/---

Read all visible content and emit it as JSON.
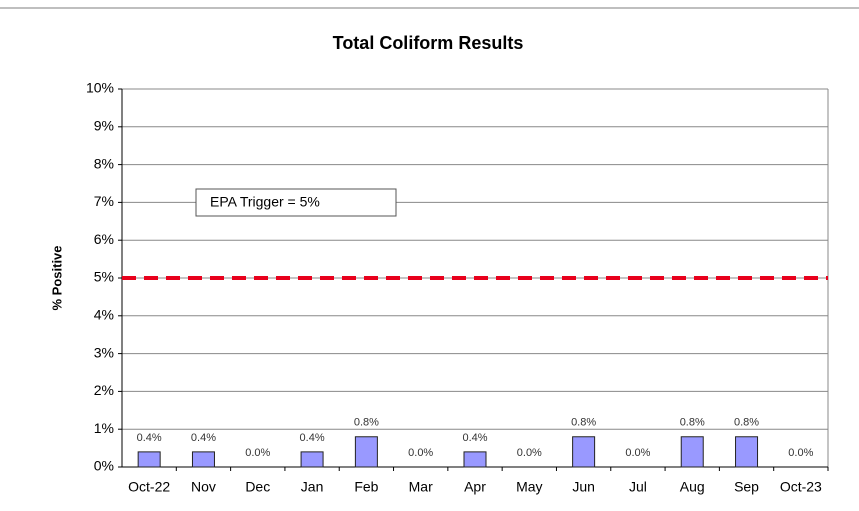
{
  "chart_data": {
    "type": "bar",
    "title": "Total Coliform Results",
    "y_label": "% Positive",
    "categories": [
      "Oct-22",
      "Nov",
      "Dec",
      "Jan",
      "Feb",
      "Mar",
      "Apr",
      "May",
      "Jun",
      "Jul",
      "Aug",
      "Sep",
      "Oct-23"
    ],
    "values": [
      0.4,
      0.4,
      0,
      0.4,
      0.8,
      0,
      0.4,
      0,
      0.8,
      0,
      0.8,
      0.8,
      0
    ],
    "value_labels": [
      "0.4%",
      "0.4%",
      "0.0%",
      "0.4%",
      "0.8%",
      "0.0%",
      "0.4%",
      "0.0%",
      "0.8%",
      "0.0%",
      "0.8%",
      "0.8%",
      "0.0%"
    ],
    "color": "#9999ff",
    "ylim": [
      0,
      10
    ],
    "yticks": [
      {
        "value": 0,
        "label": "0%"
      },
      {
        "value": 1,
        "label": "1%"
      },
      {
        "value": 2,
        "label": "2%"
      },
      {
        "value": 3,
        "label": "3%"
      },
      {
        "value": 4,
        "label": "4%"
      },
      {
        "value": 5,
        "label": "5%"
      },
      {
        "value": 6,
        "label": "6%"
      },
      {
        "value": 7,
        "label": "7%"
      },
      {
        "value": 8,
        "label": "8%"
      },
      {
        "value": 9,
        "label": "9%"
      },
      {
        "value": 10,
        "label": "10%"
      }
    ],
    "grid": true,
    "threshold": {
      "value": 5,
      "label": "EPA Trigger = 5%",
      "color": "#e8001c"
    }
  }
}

\---

• Exercise prompt
The records above are to be quoted exactly, with all pictures left out.

• Output of the task
Read all visible content and emit it as JSON.
{
  "chart_data": {
    "type": "bar",
    "title": "Total Coliform Results",
    "y_label": "% Positive",
    "categories": [
      "Oct-22",
      "Nov",
      "Dec",
      "Jan",
      "Feb",
      "Mar",
      "Apr",
      "May",
      "Jun",
      "Jul",
      "Aug",
      "Sep",
      "Oct-23"
    ],
    "values": [
      0.4,
      0.4,
      0,
      0.4,
      0.8,
      0,
      0.4,
      0,
      0.8,
      0,
      0.8,
      0.8,
      0
    ],
    "value_labels": [
      "0.4%",
      "0.4%",
      "0.0%",
      "0.4%",
      "0.8%",
      "0.0%",
      "0.4%",
      "0.0%",
      "0.8%",
      "0.0%",
      "0.8%",
      "0.8%",
      "0.0%"
    ],
    "color": "#9999ff",
    "ylim": [
      0,
      10
    ],
    "yticks": [
      {
        "value": 0,
        "label": "0%"
      },
      {
        "value": 1,
        "label": "1%"
      },
      {
        "value": 2,
        "label": "2%"
      },
      {
        "value": 3,
        "label": "3%"
      },
      {
        "value": 4,
        "label": "4%"
      },
      {
        "value": 5,
        "label": "5%"
      },
      {
        "value": 6,
        "label": "6%"
      },
      {
        "value": 7,
        "label": "7%"
      },
      {
        "value": 8,
        "label": "8%"
      },
      {
        "value": 9,
        "label": "9%"
      },
      {
        "value": 10,
        "label": "10%"
      }
    ],
    "grid": true,
    "threshold": {
      "value": 5,
      "label": "EPA Trigger = 5%",
      "color": "#e8001c"
    }
  }
}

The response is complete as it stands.